● Provided passage
+ + +

Your best bet is to not use page breaks. I suspect you are
encountering a common issue in printing. Each printer doesn't print
identically to the other and they paginate a document differently due
to line height, printable area, etc.
So even if you painstakingly add your page breaks, if you switch to
another printer, send the document to someone else with a different
printer, or if you change your page margins, line spacing, etc then
you'll likely find the pagination is off once again.
In this case, if the document appears correctly in Print Preview but
prints differently then I suspect the problem is due to using the
incorrect printer driver. For example you may have an HP5 but are
using an HP3 printer driver.
If you are trying to keep text and paragraphs together on a page then
you should utilize the pagination options found under
Format/Paragraph/Line and Page Breaks instead of manual page breaks.
The "Keep with next" option will keep a paragraph on the same page as
the following paragraph. The "Keep lines together" option will keep an
entire paragraph the same page.

+ + +

● Raw data
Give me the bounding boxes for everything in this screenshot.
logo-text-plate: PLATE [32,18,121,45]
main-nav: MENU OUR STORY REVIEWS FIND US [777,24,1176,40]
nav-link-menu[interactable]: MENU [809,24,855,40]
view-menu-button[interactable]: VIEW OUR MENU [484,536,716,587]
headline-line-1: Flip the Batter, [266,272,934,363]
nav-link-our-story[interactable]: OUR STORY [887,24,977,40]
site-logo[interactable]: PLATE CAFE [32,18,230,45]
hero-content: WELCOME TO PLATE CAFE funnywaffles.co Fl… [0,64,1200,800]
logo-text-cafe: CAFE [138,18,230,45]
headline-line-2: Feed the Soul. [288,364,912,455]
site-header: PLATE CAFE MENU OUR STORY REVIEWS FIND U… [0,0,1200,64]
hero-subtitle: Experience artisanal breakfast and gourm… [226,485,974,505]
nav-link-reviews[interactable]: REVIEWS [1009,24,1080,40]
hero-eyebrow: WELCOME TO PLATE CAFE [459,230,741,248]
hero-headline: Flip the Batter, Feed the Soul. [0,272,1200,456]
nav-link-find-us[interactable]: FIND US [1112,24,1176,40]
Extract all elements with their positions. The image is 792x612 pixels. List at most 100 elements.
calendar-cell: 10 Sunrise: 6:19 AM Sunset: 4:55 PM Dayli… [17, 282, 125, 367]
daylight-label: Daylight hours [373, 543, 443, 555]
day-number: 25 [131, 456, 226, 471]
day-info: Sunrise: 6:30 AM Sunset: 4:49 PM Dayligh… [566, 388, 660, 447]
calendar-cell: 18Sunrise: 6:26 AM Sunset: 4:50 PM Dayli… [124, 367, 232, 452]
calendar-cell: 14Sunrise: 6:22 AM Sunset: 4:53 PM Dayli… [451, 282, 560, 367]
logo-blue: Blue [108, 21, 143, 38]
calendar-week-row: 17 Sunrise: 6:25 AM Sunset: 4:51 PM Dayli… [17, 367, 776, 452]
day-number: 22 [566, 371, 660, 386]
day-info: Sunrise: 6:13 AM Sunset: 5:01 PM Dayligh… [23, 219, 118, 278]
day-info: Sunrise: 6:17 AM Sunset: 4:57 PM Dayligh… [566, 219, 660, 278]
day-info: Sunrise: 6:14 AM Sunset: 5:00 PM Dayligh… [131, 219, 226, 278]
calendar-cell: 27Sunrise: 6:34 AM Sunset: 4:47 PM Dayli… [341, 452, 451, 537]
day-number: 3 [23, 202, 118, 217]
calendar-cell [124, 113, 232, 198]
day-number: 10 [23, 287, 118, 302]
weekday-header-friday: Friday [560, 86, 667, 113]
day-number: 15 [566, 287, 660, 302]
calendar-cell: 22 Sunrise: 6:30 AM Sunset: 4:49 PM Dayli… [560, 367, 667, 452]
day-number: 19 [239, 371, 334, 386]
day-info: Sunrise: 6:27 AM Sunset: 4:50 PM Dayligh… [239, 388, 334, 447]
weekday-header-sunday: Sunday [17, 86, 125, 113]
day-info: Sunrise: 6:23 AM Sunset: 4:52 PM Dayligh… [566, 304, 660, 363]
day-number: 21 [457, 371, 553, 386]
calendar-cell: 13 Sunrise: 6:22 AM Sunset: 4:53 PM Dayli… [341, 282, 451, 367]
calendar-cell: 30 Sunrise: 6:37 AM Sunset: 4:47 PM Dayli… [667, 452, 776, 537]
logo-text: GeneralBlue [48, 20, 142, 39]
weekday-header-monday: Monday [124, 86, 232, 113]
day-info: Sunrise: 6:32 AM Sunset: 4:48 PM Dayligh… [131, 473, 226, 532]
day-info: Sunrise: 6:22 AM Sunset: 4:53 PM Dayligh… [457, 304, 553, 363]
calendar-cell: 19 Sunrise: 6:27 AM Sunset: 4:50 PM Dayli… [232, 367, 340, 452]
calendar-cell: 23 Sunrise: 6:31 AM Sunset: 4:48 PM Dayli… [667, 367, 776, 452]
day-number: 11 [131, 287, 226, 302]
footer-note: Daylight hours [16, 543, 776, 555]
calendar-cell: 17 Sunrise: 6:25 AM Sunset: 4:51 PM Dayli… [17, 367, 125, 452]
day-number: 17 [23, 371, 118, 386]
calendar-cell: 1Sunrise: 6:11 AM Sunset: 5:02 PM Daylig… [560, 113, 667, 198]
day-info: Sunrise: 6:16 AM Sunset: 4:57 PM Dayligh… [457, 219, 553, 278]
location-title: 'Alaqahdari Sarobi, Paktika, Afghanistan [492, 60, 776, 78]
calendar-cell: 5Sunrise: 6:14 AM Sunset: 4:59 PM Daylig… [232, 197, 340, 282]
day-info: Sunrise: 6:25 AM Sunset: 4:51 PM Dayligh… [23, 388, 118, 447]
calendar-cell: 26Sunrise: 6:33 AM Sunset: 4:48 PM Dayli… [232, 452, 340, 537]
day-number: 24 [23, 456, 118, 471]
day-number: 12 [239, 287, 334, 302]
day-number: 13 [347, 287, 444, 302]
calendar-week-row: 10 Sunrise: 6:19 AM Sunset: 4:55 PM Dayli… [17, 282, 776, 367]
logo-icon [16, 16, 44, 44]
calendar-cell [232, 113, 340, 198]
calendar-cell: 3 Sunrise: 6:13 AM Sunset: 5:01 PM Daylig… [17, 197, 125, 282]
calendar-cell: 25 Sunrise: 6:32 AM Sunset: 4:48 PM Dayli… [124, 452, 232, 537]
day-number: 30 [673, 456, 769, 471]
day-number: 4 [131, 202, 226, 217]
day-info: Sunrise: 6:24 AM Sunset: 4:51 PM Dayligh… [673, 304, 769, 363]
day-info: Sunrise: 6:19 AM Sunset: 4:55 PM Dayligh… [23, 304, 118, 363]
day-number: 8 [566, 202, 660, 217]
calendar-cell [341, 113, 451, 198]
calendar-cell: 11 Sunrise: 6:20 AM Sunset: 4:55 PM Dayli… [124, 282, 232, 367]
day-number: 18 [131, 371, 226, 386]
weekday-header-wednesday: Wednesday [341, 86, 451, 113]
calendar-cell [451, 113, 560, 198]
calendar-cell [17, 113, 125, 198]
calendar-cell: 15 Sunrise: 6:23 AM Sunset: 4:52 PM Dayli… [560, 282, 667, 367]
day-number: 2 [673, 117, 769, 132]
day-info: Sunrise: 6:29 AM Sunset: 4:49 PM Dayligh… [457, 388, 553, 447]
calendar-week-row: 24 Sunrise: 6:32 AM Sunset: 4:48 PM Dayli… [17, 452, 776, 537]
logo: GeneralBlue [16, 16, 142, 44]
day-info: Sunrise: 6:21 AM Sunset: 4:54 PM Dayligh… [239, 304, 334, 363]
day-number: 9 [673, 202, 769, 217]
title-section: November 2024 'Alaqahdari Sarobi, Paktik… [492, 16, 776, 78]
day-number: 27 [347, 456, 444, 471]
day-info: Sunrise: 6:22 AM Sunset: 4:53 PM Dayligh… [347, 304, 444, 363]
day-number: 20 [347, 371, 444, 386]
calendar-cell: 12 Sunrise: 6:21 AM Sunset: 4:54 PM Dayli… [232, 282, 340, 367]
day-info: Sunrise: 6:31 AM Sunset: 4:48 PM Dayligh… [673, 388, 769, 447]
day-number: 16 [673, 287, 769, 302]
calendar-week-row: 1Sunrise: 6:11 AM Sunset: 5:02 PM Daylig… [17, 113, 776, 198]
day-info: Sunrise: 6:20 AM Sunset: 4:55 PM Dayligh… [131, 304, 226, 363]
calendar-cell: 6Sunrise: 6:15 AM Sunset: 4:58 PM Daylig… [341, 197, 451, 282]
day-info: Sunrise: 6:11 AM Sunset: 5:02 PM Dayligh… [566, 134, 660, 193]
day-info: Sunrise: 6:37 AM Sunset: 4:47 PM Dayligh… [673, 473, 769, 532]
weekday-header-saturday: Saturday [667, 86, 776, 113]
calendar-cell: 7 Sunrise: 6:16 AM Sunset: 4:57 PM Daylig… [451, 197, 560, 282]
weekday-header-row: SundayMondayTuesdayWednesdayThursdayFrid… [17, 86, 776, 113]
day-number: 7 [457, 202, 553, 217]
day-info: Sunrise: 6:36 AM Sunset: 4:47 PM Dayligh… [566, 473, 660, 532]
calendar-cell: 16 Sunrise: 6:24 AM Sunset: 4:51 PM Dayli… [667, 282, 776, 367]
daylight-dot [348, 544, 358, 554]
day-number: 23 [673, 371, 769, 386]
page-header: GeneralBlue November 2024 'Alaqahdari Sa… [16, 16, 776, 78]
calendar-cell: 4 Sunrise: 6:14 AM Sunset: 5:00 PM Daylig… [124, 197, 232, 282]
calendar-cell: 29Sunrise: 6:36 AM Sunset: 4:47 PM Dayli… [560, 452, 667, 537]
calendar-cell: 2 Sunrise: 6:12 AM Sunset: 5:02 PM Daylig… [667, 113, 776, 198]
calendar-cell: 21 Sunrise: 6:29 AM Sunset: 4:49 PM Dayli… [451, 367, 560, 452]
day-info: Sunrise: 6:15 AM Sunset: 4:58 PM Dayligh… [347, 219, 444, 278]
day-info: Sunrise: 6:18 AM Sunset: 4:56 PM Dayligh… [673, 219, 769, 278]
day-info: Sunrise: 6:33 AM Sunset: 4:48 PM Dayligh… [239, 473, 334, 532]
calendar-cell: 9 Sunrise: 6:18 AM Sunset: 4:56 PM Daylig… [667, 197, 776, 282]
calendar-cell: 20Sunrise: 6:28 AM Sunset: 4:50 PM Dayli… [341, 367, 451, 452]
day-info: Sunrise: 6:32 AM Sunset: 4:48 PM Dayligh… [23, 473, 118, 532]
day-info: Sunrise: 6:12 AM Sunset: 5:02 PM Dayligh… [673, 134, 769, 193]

+ + +

● Written request 1
Using the page-break advice, mark each statement yes or no and support it with the deciding words, quoted exactly: (a) Different printers paginate a document the same way. (b) When a document looks right in Print Preview but prints differently, the suspected cause is the wrong printer driver. (c) The "Keep lines together" option keeps a paragraph on the same page as the paragraph after it.
● Written request 2
Reproduce the page-break advice word for word from "Your best bet" to "printable area, etc.".
Answer from the text only.

● Written solution 1
(a) No: "Each printer doesn't print identically to the other and they paginate a document differently"
(b) Yes: "I suspect the problem is due to using the incorrect printer driver"
(c) No: "The "Keep with next" option will keep a paragraph on the same page as the following paragraph"

● Written solution 2
Your best bet is to not use page breaks. I suspect you are
encountering a common issue in printing. Each printer doesn't print
identically to the other and they paginate a document differently due
to line height, printable area, etc.